_WHAT THE TASK REQUIRES_
Pick out all lines in the listing holding the string "Find" and copy them.

_PROVIDED RECORDS_
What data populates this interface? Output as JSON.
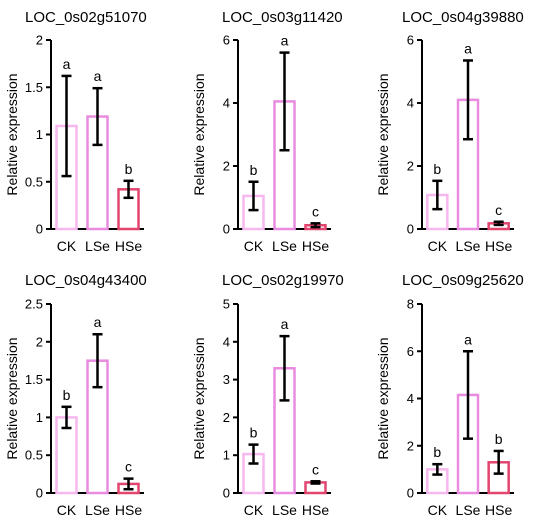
{
  "chart_data": [
    {
      "type": "bar",
      "title": "LOC_0s02g51070",
      "ylabel": "Relative expression",
      "categories": [
        "CK",
        "LSe",
        "HSe"
      ],
      "values": [
        1.09,
        1.19,
        0.42
      ],
      "errors": [
        0.53,
        0.3,
        0.09
      ],
      "significance": [
        "a",
        "a",
        "b"
      ],
      "ylim": [
        0,
        2
      ],
      "yticks": [
        "0",
        "0.5",
        "1",
        "1.5",
        "2"
      ]
    },
    {
      "type": "bar",
      "title": "LOC_0s03g11420",
      "ylabel": "Relative expression",
      "categories": [
        "CK",
        "LSe",
        "HSe"
      ],
      "values": [
        1.05,
        4.05,
        0.12
      ],
      "errors": [
        0.45,
        1.55,
        0.06
      ],
      "significance": [
        "b",
        "a",
        "c"
      ],
      "ylim": [
        0,
        6
      ],
      "yticks": [
        "0",
        "2",
        "4",
        "6"
      ]
    },
    {
      "type": "bar",
      "title": "LOC_0s04g39880",
      "ylabel": "Relative expression",
      "categories": [
        "CK",
        "LSe",
        "HSe"
      ],
      "values": [
        1.08,
        4.1,
        0.18
      ],
      "errors": [
        0.45,
        1.25,
        0.05
      ],
      "significance": [
        "b",
        "a",
        "c"
      ],
      "ylim": [
        0,
        6
      ],
      "yticks": [
        "0",
        "2",
        "4",
        "6"
      ]
    },
    {
      "type": "bar",
      "title": "LOC_0s04g43400",
      "ylabel": "Relative expression",
      "categories": [
        "CK",
        "LSe",
        "HSe"
      ],
      "values": [
        1.0,
        1.75,
        0.12
      ],
      "errors": [
        0.14,
        0.35,
        0.07
      ],
      "significance": [
        "b",
        "a",
        "c"
      ],
      "ylim": [
        0,
        2.5
      ],
      "yticks": [
        "0",
        "0.5",
        "1",
        "1.5",
        "2",
        "2.5"
      ]
    },
    {
      "type": "bar",
      "title": "LOC_0s02g19970",
      "ylabel": "Relative expression",
      "categories": [
        "CK",
        "LSe",
        "HSe"
      ],
      "values": [
        1.03,
        3.3,
        0.28
      ],
      "errors": [
        0.25,
        0.85,
        0.03
      ],
      "significance": [
        "b",
        "a",
        "c"
      ],
      "ylim": [
        0,
        5
      ],
      "yticks": [
        "0",
        "1",
        "2",
        "3",
        "4",
        "5"
      ]
    },
    {
      "type": "bar",
      "title": "LOC_0s09g25620",
      "ylabel": "Relative expression",
      "categories": [
        "CK",
        "LSe",
        "HSe"
      ],
      "values": [
        1.0,
        4.15,
        1.3
      ],
      "errors": [
        0.22,
        1.85,
        0.48
      ],
      "significance": [
        "b",
        "a",
        "b"
      ],
      "ylim": [
        0,
        8
      ],
      "yticks": [
        "0",
        "2",
        "4",
        "6",
        "8"
      ]
    }
  ],
  "colors": {
    "CK": "#f7b7ef",
    "LSe": "#e98ce0",
    "HSe": "#e2456e",
    "axis": "#000000",
    "error": "#000000"
  }
}
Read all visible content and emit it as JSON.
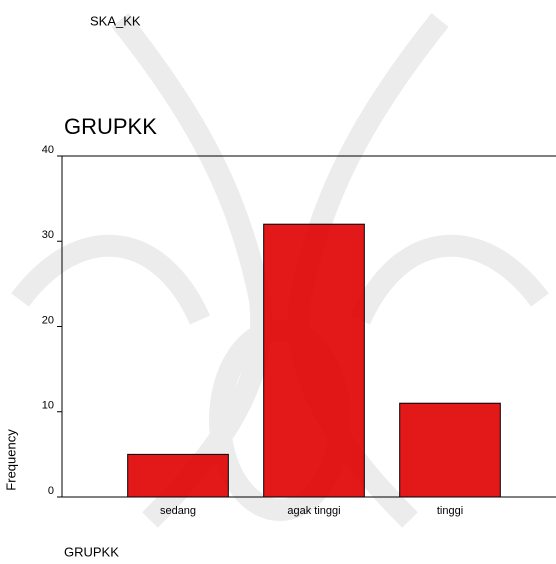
{
  "chart_data": {
    "type": "bar",
    "subtitle": "SKA_KK",
    "title": "GRUPKK",
    "xlabel": "GRUPKK",
    "ylabel": "Frequency",
    "categories": [
      "sedang",
      "agak tinggi",
      "tinggi"
    ],
    "values": [
      5,
      32,
      11
    ],
    "color": "#e00000",
    "ylim": [
      0,
      40
    ],
    "yticks": [
      0,
      10,
      20,
      30,
      40
    ],
    "grid": false
  }
}
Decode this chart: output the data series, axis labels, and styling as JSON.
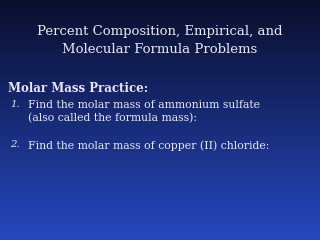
{
  "title_text": "Percent Composition, Empirical, and\nMolecular Formula Problems",
  "section_header": "Molar Mass Practice:",
  "item1_num": "1.",
  "item1_line1": "Find the molar mass of ammonium sulfate",
  "item1_line2": "(also called the formula mass):",
  "item2_num": "2.",
  "item2_line1": "Find the molar mass of copper (II) chloride:",
  "text_color": "#e8e8f0",
  "bg_top": "#0a0f2e",
  "bg_mid": "#1030a0",
  "bg_bot": "#2244cc",
  "title_fontsize": 9.5,
  "header_fontsize": 8.5,
  "body_fontsize": 7.8
}
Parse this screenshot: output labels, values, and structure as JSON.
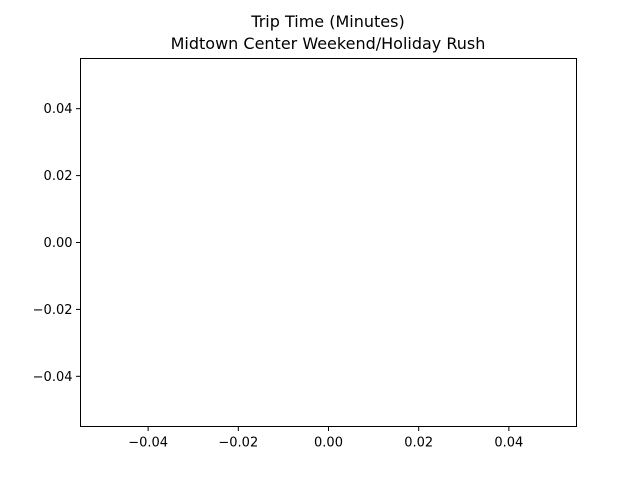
{
  "chart_data": {
    "type": "line",
    "title": [
      "Trip Time (Minutes)",
      "Midtown Center Weekend/Holiday Rush"
    ],
    "xlabel": "",
    "ylabel": "",
    "series": [],
    "xlim": [
      -0.055,
      0.055
    ],
    "ylim": [
      -0.055,
      0.055
    ],
    "xticks": [
      -0.04,
      -0.02,
      0.0,
      0.02,
      0.04
    ],
    "yticks": [
      -0.04,
      -0.02,
      0.0,
      0.02,
      0.04
    ],
    "xtick_labels": [
      "−0.04",
      "−0.02",
      "0.00",
      "0.02",
      "0.04"
    ],
    "ytick_labels": [
      "−0.04",
      "−0.02",
      "0.00",
      "0.02",
      "0.04"
    ],
    "grid": false,
    "legend": "none"
  }
}
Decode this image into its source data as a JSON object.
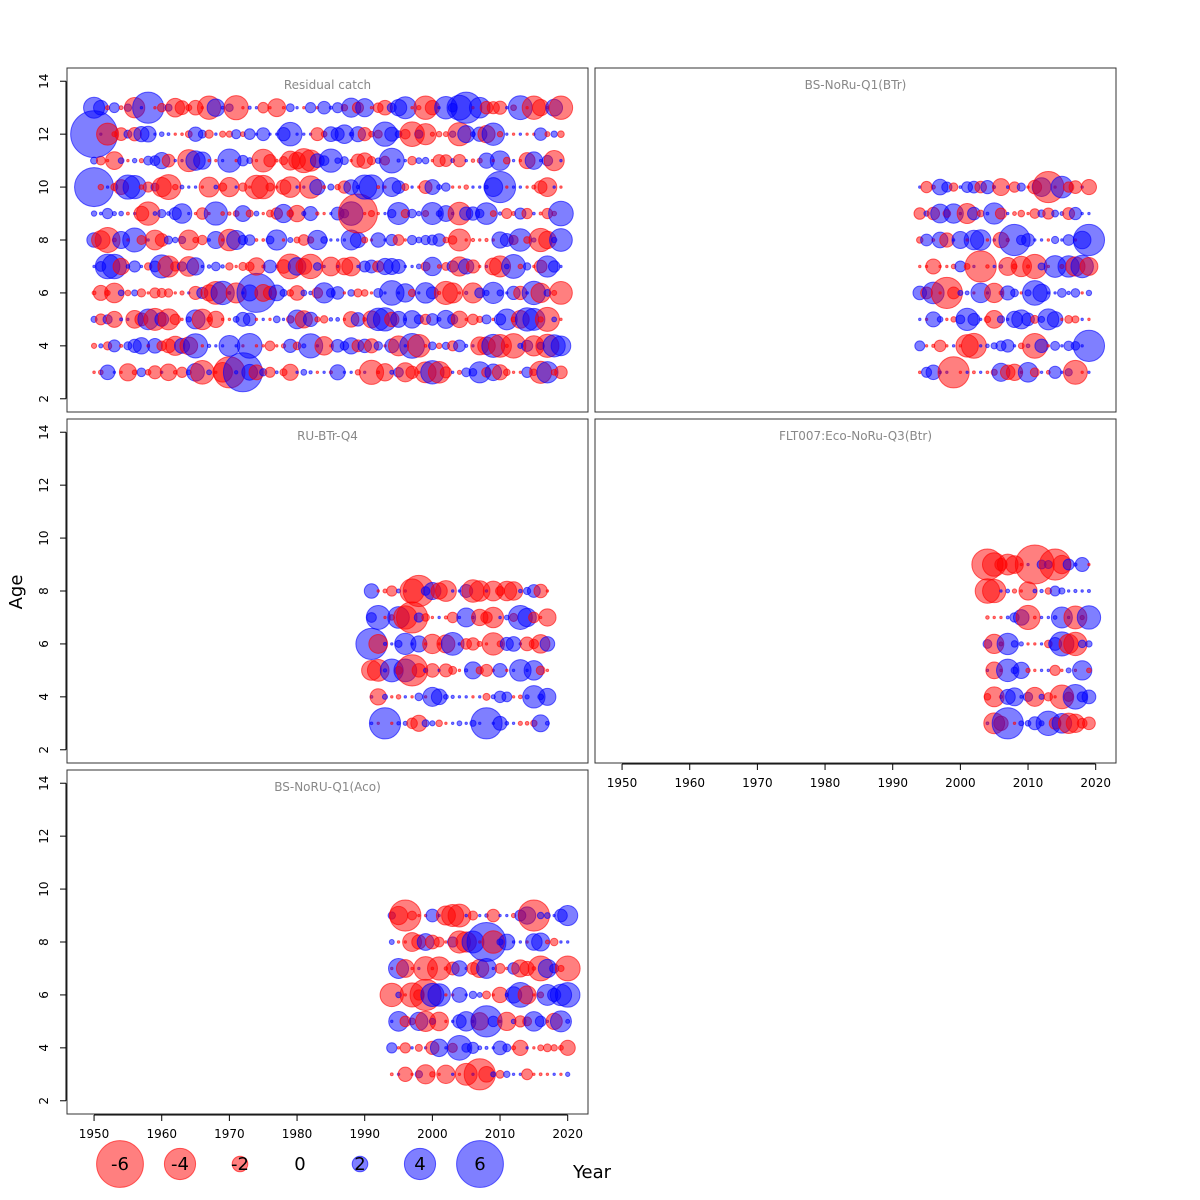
{
  "chart_data": {
    "type": "scatter",
    "ylabel": "Age",
    "xlabel": "Year",
    "xlim": [
      1946,
      2023
    ],
    "ylim": [
      1.5,
      14.5
    ],
    "x_ticks": [
      1950,
      1960,
      1970,
      1980,
      1990,
      2000,
      2010,
      2020
    ],
    "y_ticks": [
      2,
      4,
      6,
      8,
      10,
      12,
      14
    ],
    "colors": {
      "negative": "#ff0000",
      "positive": "#0000ff",
      "frame": "#333333",
      "title": "#888888"
    },
    "legend": {
      "placement": "bottom-left",
      "items": [
        {
          "label": "-6",
          "value": -6
        },
        {
          "label": "-4",
          "value": -4
        },
        {
          "label": "-2",
          "value": -2
        },
        {
          "label": "0",
          "value": 0
        },
        {
          "label": "2",
          "value": 2
        },
        {
          "label": "4",
          "value": 4
        },
        {
          "label": "6",
          "value": 6
        }
      ]
    },
    "panels": [
      {
        "title": "Residual catch",
        "years": [
          1950,
          2019
        ],
        "ages": [
          3,
          4,
          5,
          6,
          7,
          8,
          9,
          10,
          11,
          12,
          13
        ],
        "seed": 11,
        "residuals": [
          {
            "year": 1950,
            "age": 12,
            "value": 6
          },
          {
            "year": 1950,
            "age": 10,
            "value": 5
          },
          {
            "year": 1958,
            "age": 13,
            "value": 4
          },
          {
            "year": 1970,
            "age": 3,
            "value": -4
          },
          {
            "year": 1972,
            "age": 3,
            "value": 5
          },
          {
            "year": 1974,
            "age": 6,
            "value": 5
          },
          {
            "year": 1989,
            "age": 9,
            "value": -5
          },
          {
            "year": 1999,
            "age": 13,
            "value": -3
          },
          {
            "year": 2005,
            "age": 13,
            "value": 4
          },
          {
            "year": 2010,
            "age": 10,
            "value": 4
          },
          {
            "year": 2015,
            "age": 6,
            "value": 3
          },
          {
            "year": 2019,
            "age": 13,
            "value": -3
          }
        ]
      },
      {
        "title": "BS-NoRu-Q1(BTr)",
        "years": [
          1994,
          2019
        ],
        "ages": [
          3,
          4,
          5,
          6,
          7,
          8,
          9,
          10
        ],
        "seed": 23,
        "residuals": [
          {
            "year": 1998,
            "age": 6,
            "value": -4
          },
          {
            "year": 1999,
            "age": 3,
            "value": -4
          },
          {
            "year": 2003,
            "age": 7,
            "value": -4
          },
          {
            "year": 2008,
            "age": 8,
            "value": 4
          },
          {
            "year": 2013,
            "age": 10,
            "value": -4
          },
          {
            "year": 2019,
            "age": 4,
            "value": 4
          },
          {
            "year": 2019,
            "age": 8,
            "value": 4
          }
        ]
      },
      {
        "title": "RU-BTr-Q4",
        "years": [
          1991,
          2017
        ],
        "ages": [
          3,
          4,
          5,
          6,
          7,
          8
        ],
        "seed": 37,
        "residuals": [
          {
            "year": 1991,
            "age": 6,
            "value": 4
          },
          {
            "year": 1993,
            "age": 3,
            "value": 4
          },
          {
            "year": 1997,
            "age": 5,
            "value": -4
          },
          {
            "year": 1997,
            "age": 7,
            "value": -4
          },
          {
            "year": 1998,
            "age": 8,
            "value": -4
          },
          {
            "year": 2008,
            "age": 3,
            "value": 4
          }
        ]
      },
      {
        "title": "FLT007:Eco-NoRu-Q3(Btr)",
        "years": [
          2004,
          2019
        ],
        "ages": [
          3,
          4,
          5,
          6,
          7,
          8,
          9
        ],
        "seed": 41,
        "residuals": [
          {
            "year": 2004,
            "age": 9,
            "value": -4
          },
          {
            "year": 2007,
            "age": 3,
            "value": 4
          },
          {
            "year": 2011,
            "age": 9,
            "value": -5
          },
          {
            "year": 2014,
            "age": 9,
            "value": -4
          },
          {
            "year": 2017,
            "age": 6,
            "value": -3
          },
          {
            "year": 2019,
            "age": 7,
            "value": 3
          }
        ]
      },
      {
        "title": "BS-NoRU-Q1(Aco)",
        "years": [
          1994,
          2020
        ],
        "ages": [
          3,
          4,
          5,
          6,
          7,
          8,
          9
        ],
        "seed": 53,
        "residuals": [
          {
            "year": 1996,
            "age": 9,
            "value": -4
          },
          {
            "year": 1994,
            "age": 6,
            "value": -3
          },
          {
            "year": 1999,
            "age": 6,
            "value": -4
          },
          {
            "year": 2007,
            "age": 3,
            "value": -4
          },
          {
            "year": 2008,
            "age": 8,
            "value": 5
          },
          {
            "year": 2008,
            "age": 5,
            "value": 4
          },
          {
            "year": 2015,
            "age": 9,
            "value": -4
          }
        ]
      }
    ]
  }
}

_CORRECT RESULT_
  "item1_line1": "Find the molar mass of ammonium sulfate",
  "item2_line1": "Find the molar mass of copper (II) chloride:",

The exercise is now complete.